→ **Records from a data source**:

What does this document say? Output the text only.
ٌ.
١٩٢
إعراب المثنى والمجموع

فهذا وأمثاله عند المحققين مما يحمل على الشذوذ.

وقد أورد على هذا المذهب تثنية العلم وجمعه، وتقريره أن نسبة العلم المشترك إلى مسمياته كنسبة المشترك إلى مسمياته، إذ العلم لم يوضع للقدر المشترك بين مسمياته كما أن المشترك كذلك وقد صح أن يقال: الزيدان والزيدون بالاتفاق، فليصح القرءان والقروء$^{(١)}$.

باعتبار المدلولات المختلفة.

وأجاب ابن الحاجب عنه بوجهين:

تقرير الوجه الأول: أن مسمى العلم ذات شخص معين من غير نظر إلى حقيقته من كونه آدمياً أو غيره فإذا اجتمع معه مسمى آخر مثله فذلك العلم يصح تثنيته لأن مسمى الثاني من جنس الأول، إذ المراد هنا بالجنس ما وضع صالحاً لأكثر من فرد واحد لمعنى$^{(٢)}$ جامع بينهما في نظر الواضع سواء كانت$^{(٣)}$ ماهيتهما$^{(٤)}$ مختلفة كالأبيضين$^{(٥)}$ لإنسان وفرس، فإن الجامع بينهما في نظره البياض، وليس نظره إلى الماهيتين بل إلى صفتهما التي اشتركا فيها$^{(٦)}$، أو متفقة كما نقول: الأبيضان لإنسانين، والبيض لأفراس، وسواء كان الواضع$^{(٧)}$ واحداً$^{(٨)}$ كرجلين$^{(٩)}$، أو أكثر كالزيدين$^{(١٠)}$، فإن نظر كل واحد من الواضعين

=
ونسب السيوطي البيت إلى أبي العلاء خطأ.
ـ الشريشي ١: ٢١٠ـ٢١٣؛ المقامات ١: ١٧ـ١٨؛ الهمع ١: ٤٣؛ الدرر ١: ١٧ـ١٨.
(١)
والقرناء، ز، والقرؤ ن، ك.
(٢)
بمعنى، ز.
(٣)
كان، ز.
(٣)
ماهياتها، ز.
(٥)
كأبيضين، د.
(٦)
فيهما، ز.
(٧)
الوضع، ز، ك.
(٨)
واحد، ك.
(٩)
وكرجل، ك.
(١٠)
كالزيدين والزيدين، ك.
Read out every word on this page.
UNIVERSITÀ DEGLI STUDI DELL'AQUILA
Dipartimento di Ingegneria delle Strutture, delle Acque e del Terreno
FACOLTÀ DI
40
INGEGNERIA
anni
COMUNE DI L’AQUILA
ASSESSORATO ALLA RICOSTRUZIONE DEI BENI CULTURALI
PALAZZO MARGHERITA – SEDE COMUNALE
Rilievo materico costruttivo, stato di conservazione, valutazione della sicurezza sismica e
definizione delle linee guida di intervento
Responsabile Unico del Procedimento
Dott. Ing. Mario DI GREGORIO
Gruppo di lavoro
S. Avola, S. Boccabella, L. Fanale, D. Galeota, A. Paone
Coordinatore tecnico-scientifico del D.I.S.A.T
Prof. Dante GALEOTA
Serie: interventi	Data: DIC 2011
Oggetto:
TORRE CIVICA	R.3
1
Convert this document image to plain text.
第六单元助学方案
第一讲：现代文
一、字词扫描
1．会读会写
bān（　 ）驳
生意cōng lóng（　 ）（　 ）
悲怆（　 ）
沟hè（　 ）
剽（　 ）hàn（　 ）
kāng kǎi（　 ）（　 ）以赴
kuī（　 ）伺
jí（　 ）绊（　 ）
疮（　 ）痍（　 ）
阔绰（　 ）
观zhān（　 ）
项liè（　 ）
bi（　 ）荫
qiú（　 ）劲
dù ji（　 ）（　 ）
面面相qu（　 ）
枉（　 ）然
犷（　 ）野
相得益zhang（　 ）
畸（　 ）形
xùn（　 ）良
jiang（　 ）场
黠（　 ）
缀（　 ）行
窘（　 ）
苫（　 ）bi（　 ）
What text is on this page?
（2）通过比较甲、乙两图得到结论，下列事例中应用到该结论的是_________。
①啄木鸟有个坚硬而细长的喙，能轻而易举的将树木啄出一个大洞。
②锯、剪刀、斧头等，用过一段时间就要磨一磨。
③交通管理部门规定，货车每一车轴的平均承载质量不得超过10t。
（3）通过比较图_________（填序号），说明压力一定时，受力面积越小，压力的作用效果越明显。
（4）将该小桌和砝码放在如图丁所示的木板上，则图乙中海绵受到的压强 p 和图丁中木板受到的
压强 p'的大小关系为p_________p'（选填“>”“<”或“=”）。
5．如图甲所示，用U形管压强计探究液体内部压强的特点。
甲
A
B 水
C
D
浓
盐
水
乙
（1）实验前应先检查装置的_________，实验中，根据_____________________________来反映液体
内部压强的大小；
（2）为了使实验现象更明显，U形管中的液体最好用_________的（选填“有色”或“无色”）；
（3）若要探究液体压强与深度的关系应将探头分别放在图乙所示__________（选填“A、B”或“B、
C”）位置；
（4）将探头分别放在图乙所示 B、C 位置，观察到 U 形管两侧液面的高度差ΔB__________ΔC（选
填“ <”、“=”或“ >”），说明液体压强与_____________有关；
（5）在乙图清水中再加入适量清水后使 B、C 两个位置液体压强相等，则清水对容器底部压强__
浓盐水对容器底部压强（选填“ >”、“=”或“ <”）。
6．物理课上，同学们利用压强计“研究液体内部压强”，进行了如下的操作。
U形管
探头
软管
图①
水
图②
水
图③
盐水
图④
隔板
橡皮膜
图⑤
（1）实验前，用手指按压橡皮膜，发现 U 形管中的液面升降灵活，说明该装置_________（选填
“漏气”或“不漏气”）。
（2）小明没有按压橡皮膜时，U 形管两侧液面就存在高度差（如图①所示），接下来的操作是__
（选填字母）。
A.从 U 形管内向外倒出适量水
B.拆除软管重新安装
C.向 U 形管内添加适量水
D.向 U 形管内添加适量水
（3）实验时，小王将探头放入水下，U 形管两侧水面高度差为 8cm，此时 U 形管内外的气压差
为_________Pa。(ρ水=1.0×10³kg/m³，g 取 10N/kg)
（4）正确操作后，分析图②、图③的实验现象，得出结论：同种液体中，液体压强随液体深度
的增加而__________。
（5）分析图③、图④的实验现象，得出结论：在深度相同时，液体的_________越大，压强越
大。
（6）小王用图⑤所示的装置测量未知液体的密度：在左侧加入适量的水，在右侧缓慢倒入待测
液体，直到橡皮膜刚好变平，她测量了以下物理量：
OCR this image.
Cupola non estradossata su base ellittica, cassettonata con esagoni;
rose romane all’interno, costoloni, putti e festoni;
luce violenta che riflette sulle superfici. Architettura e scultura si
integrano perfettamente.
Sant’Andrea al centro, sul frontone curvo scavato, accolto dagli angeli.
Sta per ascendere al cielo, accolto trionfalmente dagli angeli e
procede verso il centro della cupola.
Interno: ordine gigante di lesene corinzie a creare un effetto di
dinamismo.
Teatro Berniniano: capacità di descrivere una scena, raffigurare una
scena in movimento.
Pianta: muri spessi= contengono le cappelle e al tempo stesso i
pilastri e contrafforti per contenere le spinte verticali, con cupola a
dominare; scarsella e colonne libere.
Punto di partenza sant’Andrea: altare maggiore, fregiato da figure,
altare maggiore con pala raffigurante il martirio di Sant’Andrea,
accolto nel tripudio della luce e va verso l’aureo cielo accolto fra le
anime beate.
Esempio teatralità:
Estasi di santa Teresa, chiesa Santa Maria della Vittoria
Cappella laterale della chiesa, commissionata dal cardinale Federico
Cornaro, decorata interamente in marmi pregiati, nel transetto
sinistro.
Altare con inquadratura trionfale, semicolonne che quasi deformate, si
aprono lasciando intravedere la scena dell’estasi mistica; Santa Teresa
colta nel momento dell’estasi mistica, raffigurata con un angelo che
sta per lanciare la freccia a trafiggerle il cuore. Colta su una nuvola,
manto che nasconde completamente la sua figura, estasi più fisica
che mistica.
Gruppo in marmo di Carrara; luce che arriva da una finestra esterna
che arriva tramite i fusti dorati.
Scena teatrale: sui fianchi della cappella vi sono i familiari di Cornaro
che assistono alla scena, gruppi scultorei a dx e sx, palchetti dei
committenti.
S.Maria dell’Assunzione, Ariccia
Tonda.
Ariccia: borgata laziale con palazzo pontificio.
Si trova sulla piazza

→ **Aim of the task**: Note each line of the entries that has "arriva" in it, and copy those lines.

→ **Result**:
Gruppo in marmo di Carrara; luce che arriva da una finestra esterna
che arriva tramite i fusti dorati.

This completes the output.